» PROBLEM DETAILS:
The entries below should be transcribed in their entirety, exactly as written.

» MATERIAL TO PROCESS:
◇ ◇ ◇

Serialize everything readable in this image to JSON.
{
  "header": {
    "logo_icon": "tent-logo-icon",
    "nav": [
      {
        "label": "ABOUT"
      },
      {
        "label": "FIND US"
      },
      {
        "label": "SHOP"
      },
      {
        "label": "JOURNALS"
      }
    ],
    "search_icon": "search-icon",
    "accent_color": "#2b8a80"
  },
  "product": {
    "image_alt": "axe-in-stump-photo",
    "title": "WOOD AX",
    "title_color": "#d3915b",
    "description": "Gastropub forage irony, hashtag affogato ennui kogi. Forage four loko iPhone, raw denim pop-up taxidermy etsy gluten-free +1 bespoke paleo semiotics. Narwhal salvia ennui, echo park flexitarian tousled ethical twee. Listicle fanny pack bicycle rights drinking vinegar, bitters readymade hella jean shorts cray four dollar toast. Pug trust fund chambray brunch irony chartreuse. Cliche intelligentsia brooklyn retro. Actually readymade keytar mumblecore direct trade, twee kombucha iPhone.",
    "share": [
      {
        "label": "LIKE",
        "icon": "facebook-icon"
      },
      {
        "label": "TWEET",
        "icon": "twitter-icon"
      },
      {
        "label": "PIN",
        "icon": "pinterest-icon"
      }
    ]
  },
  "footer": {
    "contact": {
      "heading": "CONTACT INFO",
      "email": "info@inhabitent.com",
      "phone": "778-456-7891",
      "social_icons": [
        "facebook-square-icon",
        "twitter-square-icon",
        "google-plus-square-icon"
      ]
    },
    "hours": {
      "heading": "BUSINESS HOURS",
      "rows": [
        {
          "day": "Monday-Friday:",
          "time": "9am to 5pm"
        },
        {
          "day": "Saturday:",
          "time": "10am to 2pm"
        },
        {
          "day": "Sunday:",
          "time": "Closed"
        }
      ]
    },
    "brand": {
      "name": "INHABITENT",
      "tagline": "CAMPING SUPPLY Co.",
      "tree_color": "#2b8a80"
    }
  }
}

◇ ◇ ◇

» EXERCISE OUTPUT:
Serialize everything readable in this image to JSON.
{
  "header": {
    "logo_icon": "tent-logo-icon",
    "nav": [
      {
        "label": "ABOUT"
      },
      {
        "label": "FIND US"
      },
      {
        "label": "SHOP"
      },
      {
        "label": "JOURNALS"
      }
    ],
    "search_icon": "search-icon",
    "accent_color": "#2b8a80"
  },
  "product": {
    "image_alt": "axe-in-stump-photo",
    "title": "WOOD AX",
    "title_color": "#d3915b",
    "description": "Gastropub forage irony, hashtag affogato ennui kogi. Forage four loko iPhone, raw denim pop-up taxidermy etsy gluten-free +1 bespoke paleo semiotics. Narwhal salvia ennui, echo park flexitarian tousled ethical twee. Listicle fanny pack bicycle rights drinking vinegar, bitters readymade hella jean shorts cray four dollar toast. Pug trust fund chambray brunch irony chartreuse. Cliche intelligentsia brooklyn retro. Actually readymade keytar mumblecore direct trade, twee kombucha iPhone.",
    "share": [
      {
        "label": "LIKE",
        "icon": "facebook-icon"
      },
      {
        "label": "TWEET",
        "icon": "twitter-icon"
      },
      {
        "label": "PIN",
        "icon": "pinterest-icon"
      }
    ]
  },
  "footer": {
    "contact": {
      "heading": "CONTACT INFO",
      "email": "info@inhabitent.com",
      "phone": "778-456-7891",
      "social_icons": [
        "facebook-square-icon",
        "twitter-square-icon",
        "google-plus-square-icon"
      ]
    },
    "hours": {
      "heading": "BUSINESS HOURS",
      "rows": [
        {
          "day": "Monday-Friday:",
          "time": "9am to 5pm"
        },
        {
          "day": "Saturday:",
          "time": "10am to 2pm"
        },
        {
          "day": "Sunday:",
          "time": "Closed"
        }
      ]
    },
    "brand": {
      "name": "INHABITENT",
      "tagline": "CAMPING SUPPLY Co.",
      "tree_color": "#2b8a80"
    }
  }
}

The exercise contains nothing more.